▶ [Given exercise]
Look through the lines and report how many include the word "Change", giving nothing but the number.

▶ [Input rows]

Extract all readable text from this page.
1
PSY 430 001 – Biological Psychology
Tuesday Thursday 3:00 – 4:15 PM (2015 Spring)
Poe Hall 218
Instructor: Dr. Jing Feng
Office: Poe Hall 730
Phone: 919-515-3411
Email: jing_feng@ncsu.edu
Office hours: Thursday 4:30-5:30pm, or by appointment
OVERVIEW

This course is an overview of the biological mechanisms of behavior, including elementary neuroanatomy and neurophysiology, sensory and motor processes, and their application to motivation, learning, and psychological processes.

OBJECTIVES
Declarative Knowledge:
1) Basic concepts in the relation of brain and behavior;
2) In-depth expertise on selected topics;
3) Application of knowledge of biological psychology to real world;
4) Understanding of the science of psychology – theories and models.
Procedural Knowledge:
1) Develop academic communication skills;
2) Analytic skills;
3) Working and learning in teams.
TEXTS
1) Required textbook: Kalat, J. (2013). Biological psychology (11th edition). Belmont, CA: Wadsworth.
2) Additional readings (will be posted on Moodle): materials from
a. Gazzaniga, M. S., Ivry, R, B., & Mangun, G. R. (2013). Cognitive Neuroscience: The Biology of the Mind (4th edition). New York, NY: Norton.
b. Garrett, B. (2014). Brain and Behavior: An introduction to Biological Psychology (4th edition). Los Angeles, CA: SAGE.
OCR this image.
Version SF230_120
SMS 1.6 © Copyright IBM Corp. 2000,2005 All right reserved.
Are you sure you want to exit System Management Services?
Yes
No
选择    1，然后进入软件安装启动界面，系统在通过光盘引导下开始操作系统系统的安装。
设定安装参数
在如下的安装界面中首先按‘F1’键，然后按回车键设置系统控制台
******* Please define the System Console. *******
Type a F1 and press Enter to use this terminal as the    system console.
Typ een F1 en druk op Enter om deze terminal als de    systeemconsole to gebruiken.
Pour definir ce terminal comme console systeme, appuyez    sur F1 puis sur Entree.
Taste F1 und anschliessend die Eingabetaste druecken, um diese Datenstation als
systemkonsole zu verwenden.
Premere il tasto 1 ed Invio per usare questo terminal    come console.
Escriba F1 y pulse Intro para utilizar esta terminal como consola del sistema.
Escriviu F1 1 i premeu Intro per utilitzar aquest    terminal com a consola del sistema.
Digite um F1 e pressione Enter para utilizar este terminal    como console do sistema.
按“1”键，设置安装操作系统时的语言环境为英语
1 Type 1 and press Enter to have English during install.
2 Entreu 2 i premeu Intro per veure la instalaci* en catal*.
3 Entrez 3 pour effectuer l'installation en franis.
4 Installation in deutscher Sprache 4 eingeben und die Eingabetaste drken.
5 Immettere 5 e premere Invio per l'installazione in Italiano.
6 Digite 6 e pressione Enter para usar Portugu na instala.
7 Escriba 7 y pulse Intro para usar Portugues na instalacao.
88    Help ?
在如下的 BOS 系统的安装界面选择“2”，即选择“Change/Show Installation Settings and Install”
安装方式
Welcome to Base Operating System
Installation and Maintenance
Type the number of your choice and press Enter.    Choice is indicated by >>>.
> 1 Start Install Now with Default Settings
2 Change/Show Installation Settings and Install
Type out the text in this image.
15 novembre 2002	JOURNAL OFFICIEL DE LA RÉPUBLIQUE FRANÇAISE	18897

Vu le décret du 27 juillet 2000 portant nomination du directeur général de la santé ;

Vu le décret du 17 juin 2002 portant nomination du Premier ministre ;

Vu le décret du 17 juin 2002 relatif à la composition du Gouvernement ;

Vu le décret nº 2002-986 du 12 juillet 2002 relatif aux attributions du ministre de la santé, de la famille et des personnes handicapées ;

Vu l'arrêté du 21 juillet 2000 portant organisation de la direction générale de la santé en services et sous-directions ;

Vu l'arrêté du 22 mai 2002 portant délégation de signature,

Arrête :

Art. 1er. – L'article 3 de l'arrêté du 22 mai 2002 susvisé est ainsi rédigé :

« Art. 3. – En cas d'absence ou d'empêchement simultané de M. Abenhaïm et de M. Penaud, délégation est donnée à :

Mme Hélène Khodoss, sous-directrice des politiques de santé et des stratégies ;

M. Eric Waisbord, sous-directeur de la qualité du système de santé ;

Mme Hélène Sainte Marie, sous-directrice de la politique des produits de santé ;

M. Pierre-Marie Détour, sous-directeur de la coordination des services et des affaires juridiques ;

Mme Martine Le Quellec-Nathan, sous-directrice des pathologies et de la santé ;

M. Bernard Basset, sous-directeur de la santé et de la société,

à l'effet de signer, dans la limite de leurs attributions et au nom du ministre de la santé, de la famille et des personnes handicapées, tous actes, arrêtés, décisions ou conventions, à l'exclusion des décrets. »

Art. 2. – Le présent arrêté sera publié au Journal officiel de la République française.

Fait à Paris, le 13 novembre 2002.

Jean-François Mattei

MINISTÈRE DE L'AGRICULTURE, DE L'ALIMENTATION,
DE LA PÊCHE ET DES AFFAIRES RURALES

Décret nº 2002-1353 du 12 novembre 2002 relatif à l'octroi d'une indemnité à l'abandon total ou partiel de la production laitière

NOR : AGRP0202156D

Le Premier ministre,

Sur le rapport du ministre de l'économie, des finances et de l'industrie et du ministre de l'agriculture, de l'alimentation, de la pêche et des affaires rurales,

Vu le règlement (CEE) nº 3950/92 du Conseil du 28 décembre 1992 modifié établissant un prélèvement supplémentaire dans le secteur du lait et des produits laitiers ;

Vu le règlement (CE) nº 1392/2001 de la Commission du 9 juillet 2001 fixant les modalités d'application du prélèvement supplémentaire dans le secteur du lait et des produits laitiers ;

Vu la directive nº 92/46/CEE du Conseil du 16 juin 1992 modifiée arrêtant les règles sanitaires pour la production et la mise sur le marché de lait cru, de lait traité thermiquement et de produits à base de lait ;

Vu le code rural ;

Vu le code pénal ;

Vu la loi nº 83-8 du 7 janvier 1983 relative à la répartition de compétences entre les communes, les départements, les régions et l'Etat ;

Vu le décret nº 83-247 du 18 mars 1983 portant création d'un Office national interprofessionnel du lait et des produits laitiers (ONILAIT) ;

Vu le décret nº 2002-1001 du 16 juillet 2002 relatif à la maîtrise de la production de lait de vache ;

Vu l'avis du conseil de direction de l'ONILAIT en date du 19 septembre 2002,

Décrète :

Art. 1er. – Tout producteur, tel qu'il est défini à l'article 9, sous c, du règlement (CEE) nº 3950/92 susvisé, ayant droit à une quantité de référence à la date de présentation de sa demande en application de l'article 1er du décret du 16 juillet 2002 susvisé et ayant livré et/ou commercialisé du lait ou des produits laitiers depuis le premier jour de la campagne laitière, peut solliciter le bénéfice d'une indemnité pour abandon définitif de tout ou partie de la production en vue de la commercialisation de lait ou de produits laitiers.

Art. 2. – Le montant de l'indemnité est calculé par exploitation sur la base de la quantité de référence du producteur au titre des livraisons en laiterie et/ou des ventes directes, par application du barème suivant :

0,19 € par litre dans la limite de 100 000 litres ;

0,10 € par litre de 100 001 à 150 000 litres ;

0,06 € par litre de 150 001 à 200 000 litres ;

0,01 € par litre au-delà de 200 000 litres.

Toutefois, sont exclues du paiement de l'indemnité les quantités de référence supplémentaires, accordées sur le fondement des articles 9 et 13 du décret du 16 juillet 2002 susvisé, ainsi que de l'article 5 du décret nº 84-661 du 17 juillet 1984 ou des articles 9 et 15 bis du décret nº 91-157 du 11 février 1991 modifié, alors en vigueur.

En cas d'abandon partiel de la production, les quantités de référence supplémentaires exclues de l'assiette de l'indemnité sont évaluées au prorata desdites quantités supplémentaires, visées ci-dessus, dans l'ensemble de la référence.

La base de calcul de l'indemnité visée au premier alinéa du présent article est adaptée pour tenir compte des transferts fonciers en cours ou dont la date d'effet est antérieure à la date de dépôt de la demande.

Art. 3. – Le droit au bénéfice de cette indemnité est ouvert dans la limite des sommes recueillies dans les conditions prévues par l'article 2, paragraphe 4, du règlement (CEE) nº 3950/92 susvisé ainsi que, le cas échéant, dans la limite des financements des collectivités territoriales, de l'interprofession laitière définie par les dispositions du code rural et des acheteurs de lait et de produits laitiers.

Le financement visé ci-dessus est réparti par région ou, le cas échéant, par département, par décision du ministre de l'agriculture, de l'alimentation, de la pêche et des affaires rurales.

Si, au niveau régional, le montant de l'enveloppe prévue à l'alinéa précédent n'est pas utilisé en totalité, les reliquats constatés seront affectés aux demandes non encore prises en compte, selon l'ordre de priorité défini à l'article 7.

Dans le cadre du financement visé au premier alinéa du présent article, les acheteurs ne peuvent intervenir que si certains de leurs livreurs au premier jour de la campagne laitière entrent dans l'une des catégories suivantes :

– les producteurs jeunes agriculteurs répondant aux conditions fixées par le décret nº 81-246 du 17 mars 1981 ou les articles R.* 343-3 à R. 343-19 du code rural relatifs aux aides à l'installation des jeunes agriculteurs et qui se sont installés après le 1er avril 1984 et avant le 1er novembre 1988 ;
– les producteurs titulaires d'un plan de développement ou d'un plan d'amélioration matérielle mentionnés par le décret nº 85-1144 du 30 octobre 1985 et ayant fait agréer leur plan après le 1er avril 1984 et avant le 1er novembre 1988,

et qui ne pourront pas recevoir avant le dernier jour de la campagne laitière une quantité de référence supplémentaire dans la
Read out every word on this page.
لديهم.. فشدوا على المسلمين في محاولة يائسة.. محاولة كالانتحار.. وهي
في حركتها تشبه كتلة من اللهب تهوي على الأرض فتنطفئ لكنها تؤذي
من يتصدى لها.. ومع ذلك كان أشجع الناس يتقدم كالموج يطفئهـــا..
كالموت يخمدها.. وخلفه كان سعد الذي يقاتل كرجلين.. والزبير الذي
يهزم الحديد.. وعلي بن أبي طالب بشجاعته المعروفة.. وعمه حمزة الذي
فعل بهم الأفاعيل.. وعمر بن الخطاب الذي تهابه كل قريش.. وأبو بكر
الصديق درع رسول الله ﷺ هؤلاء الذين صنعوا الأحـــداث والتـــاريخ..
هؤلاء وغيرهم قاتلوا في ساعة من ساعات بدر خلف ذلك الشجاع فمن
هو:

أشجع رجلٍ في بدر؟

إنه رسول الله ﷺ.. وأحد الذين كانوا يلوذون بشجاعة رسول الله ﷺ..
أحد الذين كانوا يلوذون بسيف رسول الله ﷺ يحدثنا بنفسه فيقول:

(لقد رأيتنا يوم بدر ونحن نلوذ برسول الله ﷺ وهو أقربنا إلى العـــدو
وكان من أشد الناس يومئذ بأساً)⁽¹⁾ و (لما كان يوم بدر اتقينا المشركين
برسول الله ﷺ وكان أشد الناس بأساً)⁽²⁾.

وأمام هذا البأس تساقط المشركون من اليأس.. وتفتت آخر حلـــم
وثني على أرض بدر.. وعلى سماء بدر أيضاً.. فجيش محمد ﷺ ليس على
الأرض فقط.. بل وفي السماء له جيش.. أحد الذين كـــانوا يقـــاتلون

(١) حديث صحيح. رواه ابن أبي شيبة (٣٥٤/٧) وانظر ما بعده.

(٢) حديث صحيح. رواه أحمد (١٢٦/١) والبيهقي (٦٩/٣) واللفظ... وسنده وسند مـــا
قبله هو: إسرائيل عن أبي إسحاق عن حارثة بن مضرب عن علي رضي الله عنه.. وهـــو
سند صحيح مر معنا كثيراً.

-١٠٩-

▶ [Response below]
2